Task brief — Write out each of the following rows word for word, without altering anything.

--- BEGIN Entries shown ---

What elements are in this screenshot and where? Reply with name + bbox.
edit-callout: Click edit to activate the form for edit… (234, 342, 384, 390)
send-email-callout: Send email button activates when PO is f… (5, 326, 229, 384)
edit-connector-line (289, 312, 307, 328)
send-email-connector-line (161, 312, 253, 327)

--- END Entries shown ---

Full response —
What elements are in this screenshot and where? Reply with name + bbox.
edit-callout: Click edit to activate the form for edit… (234, 342, 384, 390)
send-email-callout: Send email button activates when PO is f… (5, 326, 229, 384)
edit-connector-line (289, 312, 307, 328)
send-email-connector-line (161, 312, 253, 327)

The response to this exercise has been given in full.